# [Set problem]
Pull out every line in the data that has the string "color" in it.

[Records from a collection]
______________________________

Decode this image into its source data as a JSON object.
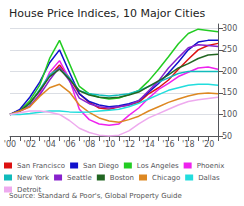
{
  "chart_data": {
    "type": "line",
    "title": "House Price Indices, 10 Major Cities",
    "annotations": [
      "Source: Standard & Poor's, Global Property Guide"
    ],
    "categories": [
      "'00",
      null,
      "'02",
      null,
      "'04",
      null,
      "'06",
      null,
      "'08",
      null,
      "'10",
      null,
      "'12",
      null,
      "'14",
      null,
      "'16",
      null,
      "'18",
      null,
      "'20",
      null
    ],
    "series": [
      {
        "name": "San Francisco",
        "color": "#dd1111",
        "values": [
          100,
          110,
          128,
          155,
          190,
          215,
          185,
          148,
          128,
          115,
          112,
          118,
          122,
          128,
          148,
          162,
          180,
          205,
          228,
          250,
          260,
          265
        ]
      },
      {
        "name": "San Diego",
        "color": "#1111cc",
        "values": [
          100,
          112,
          140,
          175,
          220,
          250,
          198,
          148,
          130,
          122,
          118,
          120,
          125,
          132,
          152,
          172,
          196,
          222,
          250,
          268,
          272,
          272
        ]
      },
      {
        "name": "Los Angeles",
        "color": "#22cc22",
        "values": [
          100,
          108,
          132,
          168,
          230,
          272,
          218,
          165,
          148,
          140,
          136,
          138,
          146,
          156,
          178,
          205,
          234,
          264,
          288,
          298,
          295,
          292
        ]
      },
      {
        "name": "Phoenix",
        "color": "#ee22ee",
        "values": [
          100,
          108,
          118,
          148,
          198,
          225,
          182,
          112,
          88,
          78,
          75,
          78,
          98,
          115,
          138,
          158,
          172,
          188,
          198,
          208,
          210,
          205
        ]
      },
      {
        "name": "New York",
        "color": "#11bbbb",
        "values": [
          100,
          108,
          125,
          158,
          192,
          208,
          185,
          155,
          148,
          145,
          143,
          145,
          148,
          155,
          165,
          175,
          185,
          195,
          200,
          200,
          200,
          200
        ]
      },
      {
        "name": "Seattle",
        "color": "#8822cc",
        "values": [
          100,
          108,
          120,
          145,
          180,
          210,
          178,
          138,
          125,
          118,
          115,
          118,
          122,
          132,
          155,
          178,
          208,
          232,
          255,
          262,
          260,
          258
        ]
      },
      {
        "name": "Boston",
        "color": "#226622",
        "values": [
          100,
          108,
          126,
          155,
          188,
          205,
          182,
          155,
          145,
          140,
          138,
          140,
          145,
          152,
          165,
          178,
          192,
          208,
          218,
          230,
          238,
          240
        ]
      },
      {
        "name": "Chicago",
        "color": "#dd8822",
        "values": [
          100,
          108,
          118,
          142,
          162,
          170,
          152,
          122,
          105,
          92,
          85,
          82,
          88,
          96,
          108,
          118,
          128,
          136,
          143,
          148,
          150,
          148
        ]
      },
      {
        "name": "Dallas",
        "color": "#22dddd",
        "values": [
          100,
          100,
          102,
          105,
          108,
          108,
          106,
          105,
          106,
          108,
          110,
          112,
          118,
          126,
          136,
          146,
          156,
          162,
          168,
          170,
          170,
          168
        ]
      },
      {
        "name": "Detroit",
        "color": "#eeaaee",
        "values": [
          100,
          104,
          108,
          108,
          105,
          100,
          86,
          68,
          58,
          52,
          50,
          52,
          62,
          78,
          92,
          102,
          112,
          122,
          130,
          134,
          137,
          140
        ]
      }
    ],
    "ylim": [
      50,
      310
    ],
    "yticks": [
      50,
      100,
      150,
      200,
      250,
      300
    ],
    "grid": true,
    "legend": "bottom"
  }
}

______________________________

# [Exercise response]
        "color": "#dd1111",
        "color": "#1111cc",
        "color": "#22cc22",
        "color": "#ee22ee",
        "color": "#11bbbb",
        "color": "#8822cc",
        "color": "#226622",
        "color": "#dd8822",
        "color": "#22dddd",
        "color": "#eeaaee",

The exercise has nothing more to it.